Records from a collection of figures
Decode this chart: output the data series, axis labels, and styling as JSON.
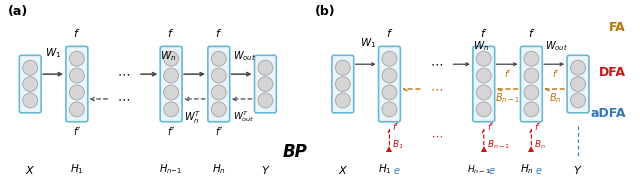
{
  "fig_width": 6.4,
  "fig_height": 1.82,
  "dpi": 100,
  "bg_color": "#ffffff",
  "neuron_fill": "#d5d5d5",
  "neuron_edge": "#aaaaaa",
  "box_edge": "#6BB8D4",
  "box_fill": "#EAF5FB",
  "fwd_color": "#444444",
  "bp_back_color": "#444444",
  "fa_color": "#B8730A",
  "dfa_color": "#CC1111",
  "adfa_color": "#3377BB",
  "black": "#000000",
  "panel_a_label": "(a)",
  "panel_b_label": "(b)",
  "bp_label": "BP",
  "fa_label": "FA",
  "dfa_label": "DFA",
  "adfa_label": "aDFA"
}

• _AIM OF THE EXERCISE_
Omitting all images, retype each line of the records precisely.

• _WRITTEN ANSWER_
Decode this chart: output the data series, axis labels, and styling as JSON.
{
  "fig_width": 6.4,
  "fig_height": 1.82,
  "dpi": 100,
  "bg_color": "#ffffff",
  "neuron_fill": "#d5d5d5",
  "neuron_edge": "#aaaaaa",
  "box_edge": "#6BB8D4",
  "box_fill": "#EAF5FB",
  "fwd_color": "#444444",
  "bp_back_color": "#444444",
  "fa_color": "#B8730A",
  "dfa_color": "#CC1111",
  "adfa_color": "#3377BB",
  "black": "#000000",
  "panel_a_label": "(a)",
  "panel_b_label": "(b)",
  "bp_label": "BP",
  "fa_label": "FA",
  "dfa_label": "DFA",
  "adfa_label": "aDFA"
}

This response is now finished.